**INFORMATION SUPPLIED**

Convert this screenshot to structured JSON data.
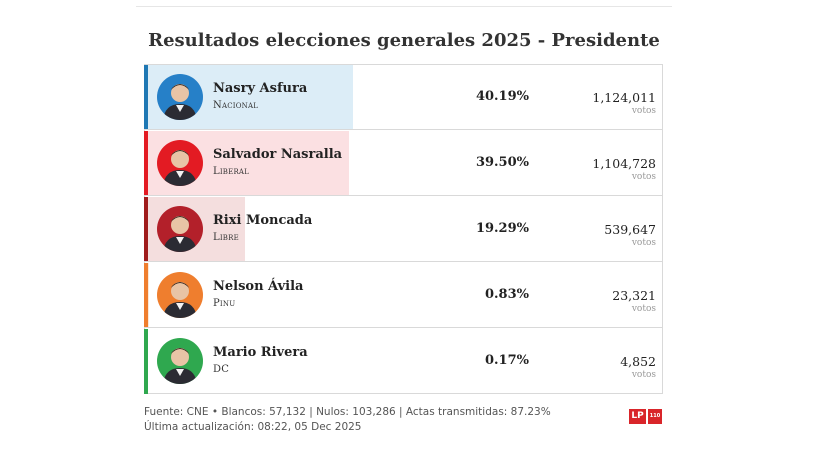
{
  "title": "Resultados elecciones generales 2025 - Presidente",
  "votes_label": "votos",
  "chart_data": {
    "type": "bar",
    "title": "Resultados elecciones generales 2025 - Presidente",
    "categories": [
      "Nasry Asfura",
      "Salvador Nasralla",
      "Rixi Moncada",
      "Nelson Ávila",
      "Mario Rivera"
    ],
    "series": [
      {
        "values": [
          40.19,
          39.5,
          19.29,
          0.83,
          0.17
        ]
      }
    ]
  },
  "candidates": [
    {
      "name": "Nasry Asfura",
      "party": "Nacional",
      "pct": "40.19%",
      "pct_value": 40.19,
      "votes": "1,124,011",
      "bar_color": "#dcedf7",
      "edge_color": "#1f78b4",
      "avatar_color": "#2680c8",
      "face_icon": "person-icon"
    },
    {
      "name": "Salvador Nasralla",
      "party": "Liberal",
      "pct": "39.50%",
      "pct_value": 39.5,
      "votes": "1,104,728",
      "bar_color": "#fbe0e2",
      "edge_color": "#e31b23",
      "avatar_color": "#e31b23",
      "face_icon": "person-icon"
    },
    {
      "name": "Rixi Moncada",
      "party": "Libre",
      "pct": "19.29%",
      "pct_value": 19.29,
      "votes": "539,647",
      "bar_color": "#f4dede",
      "edge_color": "#a01c1c",
      "avatar_color": "#b3202a",
      "face_icon": "person-icon"
    },
    {
      "name": "Nelson Ávila",
      "party": "Pinu",
      "pct": "0.83%",
      "pct_value": 0.83,
      "votes": "23,321",
      "bar_color": "#fbe8d8",
      "edge_color": "#ef7e2e",
      "avatar_color": "#ef7e2e",
      "face_icon": "person-icon"
    },
    {
      "name": "Mario Rivera",
      "party": "DC",
      "pct": "0.17%",
      "pct_value": 0.17,
      "votes": "4,852",
      "bar_color": "#dff3e3",
      "edge_color": "#2fa84f",
      "avatar_color": "#2fa84f",
      "face_icon": "person-icon"
    }
  ],
  "footer": {
    "line1": "Fuente: CNE • Blancos: 57,132 | Nulos: 103,286 | Actas transmitidas: 87.23%",
    "line2": "Última actualización: 08:22, 05 Dec 2025"
  },
  "logo": {
    "text": "LP",
    "badge": "110"
  }
}
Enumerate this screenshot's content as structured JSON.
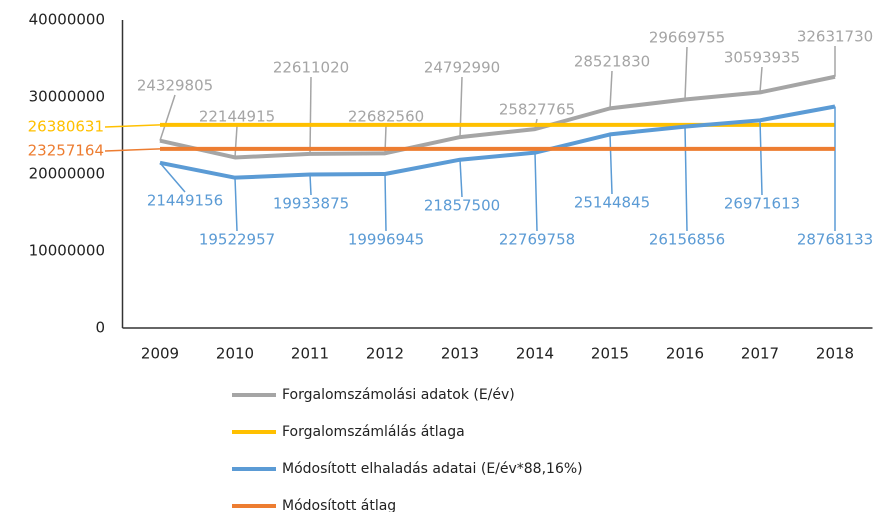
{
  "chart_data": {
    "type": "line",
    "categories": [
      "2009",
      "2010",
      "2011",
      "2012",
      "2013",
      "2014",
      "2015",
      "2016",
      "2017",
      "2018"
    ],
    "series": [
      {
        "name": "Forgalomszámolási adatok (E/év)",
        "color": "#a5a5a5",
        "values": [
          24329805,
          22144915,
          22611020,
          22682560,
          24792990,
          25827765,
          28521830,
          29669755,
          30593935,
          32631730
        ]
      },
      {
        "name": "Forgalomszámlálás átlaga",
        "color": "#ffc000",
        "values": [
          26380631,
          26380631,
          26380631,
          26380631,
          26380631,
          26380631,
          26380631,
          26380631,
          26380631,
          26380631
        ]
      },
      {
        "name": "Módosított elhaladás adatai (E/év*88,16%)",
        "color": "#5b9bd5",
        "values": [
          21449156,
          19522957,
          19933875,
          19996945,
          21857500,
          22769758,
          25144845,
          26156856,
          26971613,
          28768133
        ]
      },
      {
        "name": "Módosított átlag",
        "color": "#ed7d31",
        "values": [
          23257164,
          23257164,
          23257164,
          23257164,
          23257164,
          23257164,
          23257164,
          23257164,
          23257164,
          23257164
        ]
      }
    ],
    "ylim": [
      0,
      40000000
    ],
    "yticks": [
      0,
      10000000,
      20000000,
      30000000,
      40000000
    ],
    "grid": false,
    "legend": "bottom"
  }
}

**OBJECTIVE**
All of the lines above should be printed exactly, minus the pictures.

**TASK SOLUTION**
Convert this screenshot to structured JSON data.
{
  "title": "Resultados elecciones generales 2025 - Presidente",
  "votes_label": "votos",
  "chart_data": {
    "type": "bar",
    "title": "Resultados elecciones generales 2025 - Presidente",
    "categories": [
      "Nasry Asfura",
      "Salvador Nasralla",
      "Rixi Moncada",
      "Nelson Ávila",
      "Mario Rivera"
    ],
    "series": [
      {
        "values": [
          40.19,
          39.5,
          19.29,
          0.83,
          0.17
        ]
      }
    ]
  },
  "candidates": [
    {
      "name": "Nasry Asfura",
      "party": "Nacional",
      "pct": "40.19%",
      "pct_value": 40.19,
      "votes": "1,124,011",
      "bar_color": "#dcedf7",
      "edge_color": "#1f78b4",
      "avatar_color": "#2680c8",
      "face_icon": "person-icon"
    },
    {
      "name": "Salvador Nasralla",
      "party": "Liberal",
      "pct": "39.50%",
      "pct_value": 39.5,
      "votes": "1,104,728",
      "bar_color": "#fbe0e2",
      "edge_color": "#e31b23",
      "avatar_color": "#e31b23",
      "face_icon": "person-icon"
    },
    {
      "name": "Rixi Moncada",
      "party": "Libre",
      "pct": "19.29%",
      "pct_value": 19.29,
      "votes": "539,647",
      "bar_color": "#f4dede",
      "edge_color": "#a01c1c",
      "avatar_color": "#b3202a",
      "face_icon": "person-icon"
    },
    {
      "name": "Nelson Ávila",
      "party": "Pinu",
      "pct": "0.83%",
      "pct_value": 0.83,
      "votes": "23,321",
      "bar_color": "#fbe8d8",
      "edge_color": "#ef7e2e",
      "avatar_color": "#ef7e2e",
      "face_icon": "person-icon"
    },
    {
      "name": "Mario Rivera",
      "party": "DC",
      "pct": "0.17%",
      "pct_value": 0.17,
      "votes": "4,852",
      "bar_color": "#dff3e3",
      "edge_color": "#2fa84f",
      "avatar_color": "#2fa84f",
      "face_icon": "person-icon"
    }
  ],
  "footer": {
    "line1": "Fuente: CNE • Blancos: 57,132 | Nulos: 103,286 | Actas transmitidas: 87.23%",
    "line2": "Última actualización: 08:22, 05 Dec 2025"
  },
  "logo": {
    "text": "LP",
    "badge": "110"
  }
}
Enumerate this screenshot's content as structured JSON.
{
  "chart_data": {
    "type": "line",
    "categories": [
      "2009",
      "2010",
      "2011",
      "2012",
      "2013",
      "2014",
      "2015",
      "2016",
      "2017",
      "2018"
    ],
    "series": [
      {
        "name": "Forgalomszámolási adatok (E/év)",
        "color": "#a5a5a5",
        "values": [
          24329805,
          22144915,
          22611020,
          22682560,
          24792990,
          25827765,
          28521830,
          29669755,
          30593935,
          32631730
        ]
      },
      {
        "name": "Forgalomszámlálás átlaga",
        "color": "#ffc000",
        "values": [
          26380631,
          26380631,
          26380631,
          26380631,
          26380631,
          26380631,
          26380631,
          26380631,
          26380631,
          26380631
        ]
      },
      {
        "name": "Módosított elhaladás adatai (E/év*88,16%)",
        "color": "#5b9bd5",
        "values": [
          21449156,
          19522957,
          19933875,
          19996945,
          21857500,
          22769758,
          25144845,
          26156856,
          26971613,
          28768133
        ]
      },
      {
        "name": "Módosított átlag",
        "color": "#ed7d31",
        "values": [
          23257164,
          23257164,
          23257164,
          23257164,
          23257164,
          23257164,
          23257164,
          23257164,
          23257164,
          23257164
        ]
      }
    ],
    "ylim": [
      0,
      40000000
    ],
    "yticks": [
      0,
      10000000,
      20000000,
      30000000,
      40000000
    ],
    "grid": false,
    "legend": "bottom"
  }
}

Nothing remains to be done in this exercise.